## start RECORDS SHOWN

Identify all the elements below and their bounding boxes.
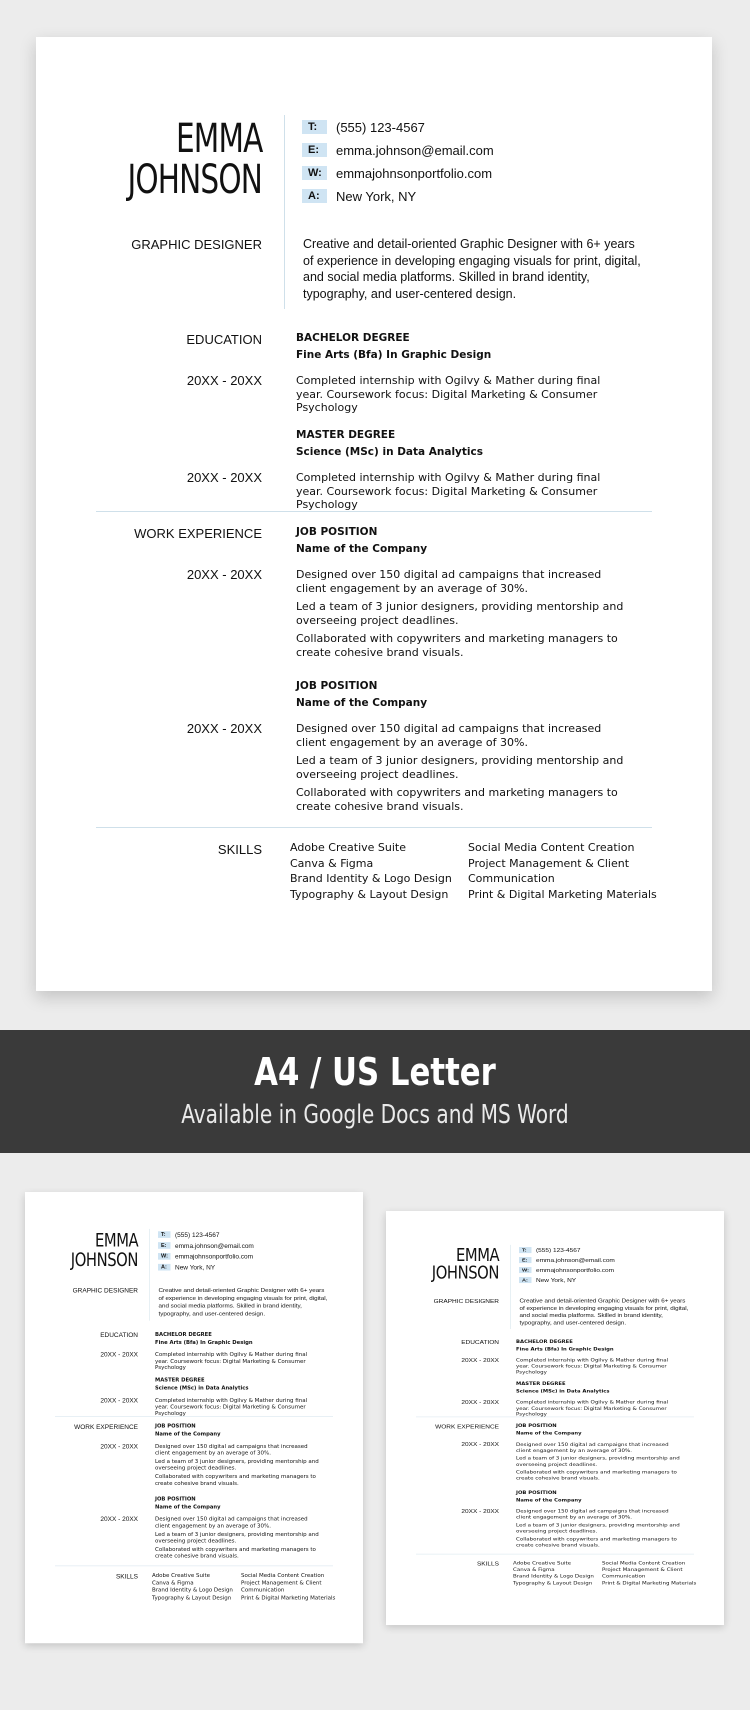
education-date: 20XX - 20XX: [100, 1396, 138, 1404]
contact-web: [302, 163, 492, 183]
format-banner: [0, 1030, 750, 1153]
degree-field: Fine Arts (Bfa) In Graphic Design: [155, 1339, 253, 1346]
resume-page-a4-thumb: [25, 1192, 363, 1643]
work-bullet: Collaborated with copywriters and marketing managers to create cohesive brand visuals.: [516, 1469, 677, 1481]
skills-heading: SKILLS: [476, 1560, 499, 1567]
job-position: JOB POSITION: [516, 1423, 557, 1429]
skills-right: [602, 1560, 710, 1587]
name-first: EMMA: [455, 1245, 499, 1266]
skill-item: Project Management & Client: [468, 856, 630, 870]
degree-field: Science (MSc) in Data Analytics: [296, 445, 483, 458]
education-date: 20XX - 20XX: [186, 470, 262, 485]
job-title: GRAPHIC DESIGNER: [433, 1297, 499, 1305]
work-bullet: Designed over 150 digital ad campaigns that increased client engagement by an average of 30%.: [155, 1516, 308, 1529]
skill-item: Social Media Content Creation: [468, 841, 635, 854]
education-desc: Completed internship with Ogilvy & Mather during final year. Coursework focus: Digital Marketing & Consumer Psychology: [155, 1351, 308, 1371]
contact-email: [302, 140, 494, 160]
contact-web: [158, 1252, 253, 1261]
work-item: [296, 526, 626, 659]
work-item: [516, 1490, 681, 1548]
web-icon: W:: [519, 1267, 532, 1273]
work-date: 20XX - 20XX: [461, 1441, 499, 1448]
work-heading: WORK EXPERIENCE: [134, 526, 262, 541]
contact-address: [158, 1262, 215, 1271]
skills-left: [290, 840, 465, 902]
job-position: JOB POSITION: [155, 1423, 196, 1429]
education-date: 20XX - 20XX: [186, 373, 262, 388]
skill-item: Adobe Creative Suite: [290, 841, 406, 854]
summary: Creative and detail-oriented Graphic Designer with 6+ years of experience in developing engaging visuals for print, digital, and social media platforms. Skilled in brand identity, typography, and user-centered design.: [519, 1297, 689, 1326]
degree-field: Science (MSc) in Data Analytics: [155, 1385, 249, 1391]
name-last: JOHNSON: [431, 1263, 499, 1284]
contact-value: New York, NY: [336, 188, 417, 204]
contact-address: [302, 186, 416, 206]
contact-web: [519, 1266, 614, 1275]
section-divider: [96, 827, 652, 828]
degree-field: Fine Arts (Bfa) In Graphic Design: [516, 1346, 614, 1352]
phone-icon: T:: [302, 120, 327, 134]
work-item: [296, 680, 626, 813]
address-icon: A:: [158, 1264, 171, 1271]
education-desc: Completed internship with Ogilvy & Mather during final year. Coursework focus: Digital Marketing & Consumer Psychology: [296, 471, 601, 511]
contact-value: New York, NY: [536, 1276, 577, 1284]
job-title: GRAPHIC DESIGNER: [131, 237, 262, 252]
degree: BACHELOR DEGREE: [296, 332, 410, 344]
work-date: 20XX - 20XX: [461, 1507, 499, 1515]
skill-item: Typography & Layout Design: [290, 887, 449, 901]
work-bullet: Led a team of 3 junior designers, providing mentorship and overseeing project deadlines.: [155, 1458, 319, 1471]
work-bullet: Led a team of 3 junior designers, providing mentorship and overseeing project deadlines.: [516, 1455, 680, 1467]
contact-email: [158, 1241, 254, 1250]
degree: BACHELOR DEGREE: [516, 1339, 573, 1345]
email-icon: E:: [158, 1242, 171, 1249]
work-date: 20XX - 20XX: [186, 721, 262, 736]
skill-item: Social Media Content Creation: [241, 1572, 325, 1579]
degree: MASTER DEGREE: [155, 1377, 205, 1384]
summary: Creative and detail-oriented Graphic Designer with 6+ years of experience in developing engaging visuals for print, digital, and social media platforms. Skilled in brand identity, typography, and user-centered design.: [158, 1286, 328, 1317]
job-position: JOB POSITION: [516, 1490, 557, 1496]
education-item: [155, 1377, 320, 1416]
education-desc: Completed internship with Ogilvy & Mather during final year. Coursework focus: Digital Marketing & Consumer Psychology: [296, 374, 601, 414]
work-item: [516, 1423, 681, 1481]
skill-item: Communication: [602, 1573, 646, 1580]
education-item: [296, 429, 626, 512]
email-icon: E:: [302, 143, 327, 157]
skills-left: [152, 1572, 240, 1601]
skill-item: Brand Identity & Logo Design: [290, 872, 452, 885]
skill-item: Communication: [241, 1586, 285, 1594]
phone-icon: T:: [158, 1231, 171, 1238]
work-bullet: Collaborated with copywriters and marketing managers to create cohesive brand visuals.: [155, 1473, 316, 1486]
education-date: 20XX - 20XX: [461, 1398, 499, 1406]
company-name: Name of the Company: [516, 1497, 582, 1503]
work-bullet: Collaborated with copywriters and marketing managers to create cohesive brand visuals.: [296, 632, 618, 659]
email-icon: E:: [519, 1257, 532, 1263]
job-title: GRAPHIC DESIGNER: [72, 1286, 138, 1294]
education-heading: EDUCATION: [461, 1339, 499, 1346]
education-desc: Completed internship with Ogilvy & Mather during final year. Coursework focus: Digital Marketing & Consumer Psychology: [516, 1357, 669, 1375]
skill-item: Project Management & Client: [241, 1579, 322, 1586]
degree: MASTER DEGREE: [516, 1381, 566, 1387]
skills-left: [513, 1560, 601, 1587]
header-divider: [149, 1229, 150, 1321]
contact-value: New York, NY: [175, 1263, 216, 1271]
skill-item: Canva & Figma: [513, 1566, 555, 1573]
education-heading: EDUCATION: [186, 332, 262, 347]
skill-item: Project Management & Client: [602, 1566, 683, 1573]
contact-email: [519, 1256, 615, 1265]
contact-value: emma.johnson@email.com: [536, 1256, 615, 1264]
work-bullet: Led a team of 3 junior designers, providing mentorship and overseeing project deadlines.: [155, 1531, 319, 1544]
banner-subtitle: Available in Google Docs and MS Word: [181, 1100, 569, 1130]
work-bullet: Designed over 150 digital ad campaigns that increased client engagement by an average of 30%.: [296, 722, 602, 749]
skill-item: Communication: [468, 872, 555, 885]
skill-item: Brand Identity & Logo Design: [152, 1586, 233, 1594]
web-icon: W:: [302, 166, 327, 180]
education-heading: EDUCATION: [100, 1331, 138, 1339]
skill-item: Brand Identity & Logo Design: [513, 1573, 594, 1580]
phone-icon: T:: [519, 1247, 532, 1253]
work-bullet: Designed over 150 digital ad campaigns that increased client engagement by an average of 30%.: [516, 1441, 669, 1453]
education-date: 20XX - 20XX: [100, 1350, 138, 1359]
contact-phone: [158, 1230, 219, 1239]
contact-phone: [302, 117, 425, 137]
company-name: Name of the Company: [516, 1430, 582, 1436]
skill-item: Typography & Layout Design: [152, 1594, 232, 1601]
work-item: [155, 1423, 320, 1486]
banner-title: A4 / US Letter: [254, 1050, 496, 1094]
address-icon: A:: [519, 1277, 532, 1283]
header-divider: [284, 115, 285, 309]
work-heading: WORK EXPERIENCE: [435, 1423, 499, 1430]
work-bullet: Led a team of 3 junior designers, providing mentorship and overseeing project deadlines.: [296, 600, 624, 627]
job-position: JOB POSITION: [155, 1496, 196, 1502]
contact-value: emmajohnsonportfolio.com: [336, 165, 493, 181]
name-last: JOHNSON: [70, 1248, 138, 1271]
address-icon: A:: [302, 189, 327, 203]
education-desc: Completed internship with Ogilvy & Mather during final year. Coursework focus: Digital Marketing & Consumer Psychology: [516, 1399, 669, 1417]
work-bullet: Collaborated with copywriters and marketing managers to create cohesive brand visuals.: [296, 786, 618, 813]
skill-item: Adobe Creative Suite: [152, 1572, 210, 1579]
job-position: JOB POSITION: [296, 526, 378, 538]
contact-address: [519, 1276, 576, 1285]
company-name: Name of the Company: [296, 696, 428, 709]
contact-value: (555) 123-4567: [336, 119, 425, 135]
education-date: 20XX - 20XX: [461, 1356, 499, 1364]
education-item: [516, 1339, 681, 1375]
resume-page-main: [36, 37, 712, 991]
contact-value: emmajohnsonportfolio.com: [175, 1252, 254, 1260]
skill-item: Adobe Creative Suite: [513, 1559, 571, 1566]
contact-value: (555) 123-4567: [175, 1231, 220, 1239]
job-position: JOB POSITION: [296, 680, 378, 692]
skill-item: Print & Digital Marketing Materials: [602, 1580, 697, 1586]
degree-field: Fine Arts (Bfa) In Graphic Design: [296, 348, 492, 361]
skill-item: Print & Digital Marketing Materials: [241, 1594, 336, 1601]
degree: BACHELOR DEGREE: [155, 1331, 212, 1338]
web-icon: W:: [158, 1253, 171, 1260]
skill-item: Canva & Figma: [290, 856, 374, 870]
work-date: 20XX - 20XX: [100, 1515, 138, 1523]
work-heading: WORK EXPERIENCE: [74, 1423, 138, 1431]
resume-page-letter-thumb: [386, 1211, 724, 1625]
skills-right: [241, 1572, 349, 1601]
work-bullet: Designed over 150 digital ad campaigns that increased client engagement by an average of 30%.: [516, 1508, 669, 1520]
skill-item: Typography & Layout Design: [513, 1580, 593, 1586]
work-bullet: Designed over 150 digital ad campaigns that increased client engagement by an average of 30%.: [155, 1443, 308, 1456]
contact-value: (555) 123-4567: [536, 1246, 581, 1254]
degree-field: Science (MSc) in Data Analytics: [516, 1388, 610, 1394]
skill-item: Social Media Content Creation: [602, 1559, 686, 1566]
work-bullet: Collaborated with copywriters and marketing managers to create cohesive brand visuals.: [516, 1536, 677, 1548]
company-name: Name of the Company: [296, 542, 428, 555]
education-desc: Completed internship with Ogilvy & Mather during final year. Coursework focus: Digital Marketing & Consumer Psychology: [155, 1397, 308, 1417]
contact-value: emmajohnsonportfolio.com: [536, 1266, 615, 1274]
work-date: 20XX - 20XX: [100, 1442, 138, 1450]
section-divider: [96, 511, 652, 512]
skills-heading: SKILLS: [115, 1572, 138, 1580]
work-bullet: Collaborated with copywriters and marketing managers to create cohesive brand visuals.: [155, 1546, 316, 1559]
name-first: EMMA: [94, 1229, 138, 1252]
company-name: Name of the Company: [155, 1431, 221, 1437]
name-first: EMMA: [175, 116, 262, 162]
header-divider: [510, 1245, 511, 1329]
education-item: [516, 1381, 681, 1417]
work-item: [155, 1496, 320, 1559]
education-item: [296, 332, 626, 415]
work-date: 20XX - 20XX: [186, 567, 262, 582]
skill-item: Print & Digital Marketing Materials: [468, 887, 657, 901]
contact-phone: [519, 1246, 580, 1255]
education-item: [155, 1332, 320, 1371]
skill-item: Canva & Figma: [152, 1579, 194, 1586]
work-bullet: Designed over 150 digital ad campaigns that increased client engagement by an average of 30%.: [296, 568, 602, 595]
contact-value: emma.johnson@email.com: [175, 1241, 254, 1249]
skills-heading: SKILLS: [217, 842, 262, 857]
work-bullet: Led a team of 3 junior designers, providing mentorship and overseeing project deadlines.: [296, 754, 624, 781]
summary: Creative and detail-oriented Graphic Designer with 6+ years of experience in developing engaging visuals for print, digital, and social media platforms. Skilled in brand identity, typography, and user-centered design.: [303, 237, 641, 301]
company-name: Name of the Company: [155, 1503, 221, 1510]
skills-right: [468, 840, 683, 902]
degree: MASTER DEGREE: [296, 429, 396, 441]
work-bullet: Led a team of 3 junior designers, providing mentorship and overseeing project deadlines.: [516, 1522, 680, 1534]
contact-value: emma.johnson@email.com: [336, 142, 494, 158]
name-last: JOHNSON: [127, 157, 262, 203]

## end RECORDS SHOWN
## start RECORDS SHOWN

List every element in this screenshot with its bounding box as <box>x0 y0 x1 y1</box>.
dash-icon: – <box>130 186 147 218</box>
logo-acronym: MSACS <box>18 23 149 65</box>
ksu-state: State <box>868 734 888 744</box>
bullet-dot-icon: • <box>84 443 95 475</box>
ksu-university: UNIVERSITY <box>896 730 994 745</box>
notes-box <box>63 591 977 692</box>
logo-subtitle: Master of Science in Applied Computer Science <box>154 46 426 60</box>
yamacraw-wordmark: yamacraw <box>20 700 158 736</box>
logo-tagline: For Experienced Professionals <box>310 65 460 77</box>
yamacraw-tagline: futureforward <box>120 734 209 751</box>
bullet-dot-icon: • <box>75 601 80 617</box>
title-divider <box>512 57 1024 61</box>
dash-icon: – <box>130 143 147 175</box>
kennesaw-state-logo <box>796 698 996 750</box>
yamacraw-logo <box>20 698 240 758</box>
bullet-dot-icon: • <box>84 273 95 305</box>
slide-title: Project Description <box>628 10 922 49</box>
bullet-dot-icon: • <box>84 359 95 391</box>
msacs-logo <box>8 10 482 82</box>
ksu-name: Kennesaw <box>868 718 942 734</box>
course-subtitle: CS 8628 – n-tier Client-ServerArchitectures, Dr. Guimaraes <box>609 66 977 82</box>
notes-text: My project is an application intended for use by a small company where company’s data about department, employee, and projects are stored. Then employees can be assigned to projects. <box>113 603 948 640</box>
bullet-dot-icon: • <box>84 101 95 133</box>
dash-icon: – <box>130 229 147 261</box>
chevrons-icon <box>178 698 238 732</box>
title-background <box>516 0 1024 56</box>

## end RECORDS SHOWN
## start RECORDS SHOWN

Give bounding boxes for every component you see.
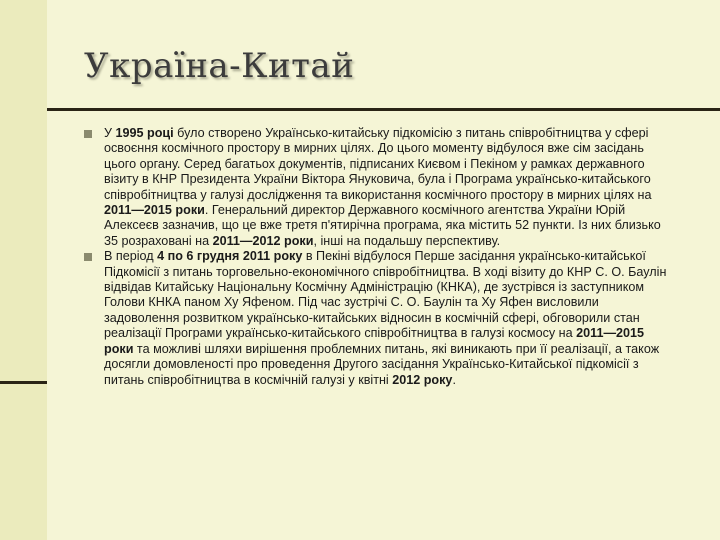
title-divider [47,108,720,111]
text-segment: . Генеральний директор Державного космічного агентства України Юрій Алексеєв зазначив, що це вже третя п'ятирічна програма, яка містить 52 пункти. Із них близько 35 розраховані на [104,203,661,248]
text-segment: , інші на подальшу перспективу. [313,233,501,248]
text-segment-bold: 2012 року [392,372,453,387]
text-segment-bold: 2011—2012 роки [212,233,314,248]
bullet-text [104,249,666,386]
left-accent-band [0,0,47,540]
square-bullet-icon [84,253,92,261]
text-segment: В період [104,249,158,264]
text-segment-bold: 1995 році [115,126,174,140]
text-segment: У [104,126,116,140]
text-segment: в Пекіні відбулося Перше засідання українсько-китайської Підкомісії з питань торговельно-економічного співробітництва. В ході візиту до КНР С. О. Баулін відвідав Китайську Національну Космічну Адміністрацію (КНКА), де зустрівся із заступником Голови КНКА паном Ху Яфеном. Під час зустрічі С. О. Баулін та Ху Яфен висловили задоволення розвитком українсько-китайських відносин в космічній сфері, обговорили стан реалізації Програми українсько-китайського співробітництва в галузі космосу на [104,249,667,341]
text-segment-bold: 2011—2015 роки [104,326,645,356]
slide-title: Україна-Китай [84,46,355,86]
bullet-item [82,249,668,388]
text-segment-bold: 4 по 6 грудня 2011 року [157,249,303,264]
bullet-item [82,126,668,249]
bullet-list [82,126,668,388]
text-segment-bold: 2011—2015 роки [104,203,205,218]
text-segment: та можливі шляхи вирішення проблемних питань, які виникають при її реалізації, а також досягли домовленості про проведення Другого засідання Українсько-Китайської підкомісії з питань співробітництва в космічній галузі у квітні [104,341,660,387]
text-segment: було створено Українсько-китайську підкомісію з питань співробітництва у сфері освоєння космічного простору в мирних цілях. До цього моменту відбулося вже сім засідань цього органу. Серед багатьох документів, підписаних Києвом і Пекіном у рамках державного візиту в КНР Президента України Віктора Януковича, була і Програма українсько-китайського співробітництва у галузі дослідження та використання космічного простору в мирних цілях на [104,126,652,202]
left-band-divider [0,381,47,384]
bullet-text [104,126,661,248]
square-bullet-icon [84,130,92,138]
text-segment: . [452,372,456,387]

## end RECORDS SHOWN

AIM OF THE TASK -
Starting at the line containing "education-date: 20XX - 20XX: [100, 1396, 138, 1404]" and stopping after the line containing "1469, 677, 1481]", lay out those entries as a JSON list of strings with one string per line.

SOLUTION TO THIS EXERCISE -
[
  "education-date: 20XX - 20XX: [100, 1396, 138, 1404]",
  "contact-web: [302, 163, 492, 183]",
  "format-banner: [0, 1030, 750, 1153]",
  "degree-field: Fine Arts (Bfa) In Graphic Design: [155, 1339, 253, 1346]",
  "resume-page-a4-thumb: [25, 1192, 363, 1643]",
  "work-bullet: Collaborated with copywriters and marketing managers to create cohesive brand visuals.: [516, 1469, 677, 1481]"
]